CONSEGNA A: Secondo il testo sul Cashback, qual è il rimborso massimo per singolo periodo?
CONSEGNA B: Nel testo sul Cashback, la frase che inizia con «Gli acquisti in negozio» cita il conto di alcune figure professionali tra le spese ammesse. Elencale tutte.
CONSEGNA C: Prosegui il testo sul Cashback a partire dal punto in cui si interrompe.

TESTO DELLA PAGINA:
******************************
Tratto dallo speciale:

Cashback: beni, servizi e acquisti ammessi

di Barbara Weisz

scritto il

Per il rimborso, acquisti in negozio ma anche beni e servizi come il professionista e il parrucchiere: spese ammesse ed escluse dal Cashback.

Gli acquisti in negozio ma anche il conto dell’idraulico, del medico e del parrucchiere, un viaggio, i prodotti di un artigiano, una consulenza o un semplice caffè al bar: sono tutte spese ammesse al Cashback, che consente di ottenere il rimborso di una percentuale sugli acquisti pagati con strumenti digitali oltre la soglia minima prevista.

Il rimborso massimo per singolo periodo è di 150 euro ma eventuali transazioni oltre soglia concorrono alla posizione nella classifica del Super Cashback.

Ma attenzione alle spese non ammesse. Vediamo tutto in dettaglio.

Registrazione e strumenti di pagamento

Per prima cosa, per partecipare bisogna registrarsi. La via maestra è scaricare la app IO ed inserire i dati degli strumenti di pagamento digitale che vengono utilizzati, ad esempio bancomat e carta di credito (senza la registrazione del singolo strumento, le relative transazioni non concorreranno al cashback).

Sono attivabili al momento su IO le carte dei seguenti circuiti: American Express, JCB, Diners, Maestro, Mastercard, Pagobancomat, Postemat, Visa, Visa Electron, Visa V-Pay. In seguito dovrebbe supportare anche: Apple Pay, Google Pay, Samsung Pay, Pagomancomat Pay, PayPal (sono in corso lavori di adeguamento).
******************************
VOCI RIPORTATE:
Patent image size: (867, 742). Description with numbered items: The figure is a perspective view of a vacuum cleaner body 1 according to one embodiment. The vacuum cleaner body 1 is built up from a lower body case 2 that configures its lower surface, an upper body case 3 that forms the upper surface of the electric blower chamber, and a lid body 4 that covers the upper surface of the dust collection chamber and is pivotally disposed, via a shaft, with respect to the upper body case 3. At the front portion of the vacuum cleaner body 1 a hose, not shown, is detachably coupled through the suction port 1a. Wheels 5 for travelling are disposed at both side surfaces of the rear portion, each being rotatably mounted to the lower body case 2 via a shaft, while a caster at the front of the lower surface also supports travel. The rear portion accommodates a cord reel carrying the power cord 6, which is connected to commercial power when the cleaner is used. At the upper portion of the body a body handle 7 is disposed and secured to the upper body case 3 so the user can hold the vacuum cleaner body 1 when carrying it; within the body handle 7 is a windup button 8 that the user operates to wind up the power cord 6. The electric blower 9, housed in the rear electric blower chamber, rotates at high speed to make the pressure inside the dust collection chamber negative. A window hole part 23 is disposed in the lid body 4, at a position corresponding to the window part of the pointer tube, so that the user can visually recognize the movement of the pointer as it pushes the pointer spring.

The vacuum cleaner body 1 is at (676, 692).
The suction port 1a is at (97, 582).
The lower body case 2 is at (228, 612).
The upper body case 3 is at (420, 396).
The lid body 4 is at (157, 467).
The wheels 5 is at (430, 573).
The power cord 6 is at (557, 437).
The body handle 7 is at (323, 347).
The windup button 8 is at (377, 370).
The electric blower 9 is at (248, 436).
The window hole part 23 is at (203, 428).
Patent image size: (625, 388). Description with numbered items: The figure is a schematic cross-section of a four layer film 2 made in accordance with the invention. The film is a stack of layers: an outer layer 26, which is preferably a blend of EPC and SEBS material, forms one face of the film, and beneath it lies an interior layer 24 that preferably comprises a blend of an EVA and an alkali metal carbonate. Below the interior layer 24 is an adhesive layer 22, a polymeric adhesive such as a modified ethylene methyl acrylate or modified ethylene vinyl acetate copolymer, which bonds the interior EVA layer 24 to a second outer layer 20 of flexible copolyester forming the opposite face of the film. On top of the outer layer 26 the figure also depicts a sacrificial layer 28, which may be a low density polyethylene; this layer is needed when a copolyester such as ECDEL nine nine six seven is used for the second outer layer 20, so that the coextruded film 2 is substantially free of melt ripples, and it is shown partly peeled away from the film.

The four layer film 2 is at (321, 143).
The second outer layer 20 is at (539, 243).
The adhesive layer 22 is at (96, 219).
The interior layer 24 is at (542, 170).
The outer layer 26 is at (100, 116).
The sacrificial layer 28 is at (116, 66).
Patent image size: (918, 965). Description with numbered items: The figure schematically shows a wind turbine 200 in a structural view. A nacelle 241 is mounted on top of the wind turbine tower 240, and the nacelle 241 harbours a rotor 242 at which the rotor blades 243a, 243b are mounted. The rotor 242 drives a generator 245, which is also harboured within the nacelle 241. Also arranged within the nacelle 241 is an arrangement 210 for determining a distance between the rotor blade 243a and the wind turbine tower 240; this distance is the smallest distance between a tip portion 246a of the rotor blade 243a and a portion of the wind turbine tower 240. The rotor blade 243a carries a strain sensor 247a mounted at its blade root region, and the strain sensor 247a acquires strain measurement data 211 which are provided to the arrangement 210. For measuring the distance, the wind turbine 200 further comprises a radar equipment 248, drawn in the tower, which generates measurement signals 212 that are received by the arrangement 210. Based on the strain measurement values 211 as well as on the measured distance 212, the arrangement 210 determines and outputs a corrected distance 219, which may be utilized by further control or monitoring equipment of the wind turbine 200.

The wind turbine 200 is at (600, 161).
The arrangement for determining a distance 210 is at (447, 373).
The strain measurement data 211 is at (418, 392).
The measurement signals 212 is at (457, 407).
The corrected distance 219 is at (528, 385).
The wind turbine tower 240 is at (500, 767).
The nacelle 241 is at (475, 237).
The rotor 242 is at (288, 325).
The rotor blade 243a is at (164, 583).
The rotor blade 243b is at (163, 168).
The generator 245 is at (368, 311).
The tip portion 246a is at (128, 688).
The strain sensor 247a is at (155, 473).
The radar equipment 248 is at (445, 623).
******************************
SPAZIO RISPOSTA A: 150 euro.

SPAZIO RISPOSTA B: L'idraulico, il medico e il parrucchiere.

SPAZIO RISPOSTA C:
In questi casi, bisogna verificare se lo stesso issuer del pagamento digitale non abbia previsto una specifica funzionalità per partecipare, come Satispay.

Ci sono infatti operatori accreditati al programma che offrono specifiche funzionalità alternative per ottenere il rimborso, così come è sempre possibile, se disponibili, utilizzare eventuali strumenti proposti dal punto vendita. Dunque, la regola fondamentale è che il pagamento venga effettuato o con uno strumento abilitato dalla app IO oppure da una specifica funzionalità o modalità di acquisto.

Spese escluse

Sono esclusi gli acquisti online: per partecipare al cashback bisogna rivolgersi a negozi fisici o a lavoratori autonomi e professionisti. Significa che non si può partecipare con acquisti effettuati su portali web, quindi attività di e-commerce, ma non solo. Escluse anche le operazioni che vengono effettuate con gli sportelli bancomat (ad esempio, le ricariche telefoniche).

=> Cashback: elenco aggiornato degli acquirenti convenzionati

Le spese devono riguardare l’ambito privato, non sono ammessi acquisti legati all’esercizio della propria attività imprenditoriale, professionale o artigianale. Non partecipano teoricamente neanche le spese pagate tramite bonifico e quelle relative a pagamenti ricorrenti, con addebito su carta o su conto corrente (per esempio, bollette o abbonamenti), ma ci sono delle offerte dei privati in questo senso.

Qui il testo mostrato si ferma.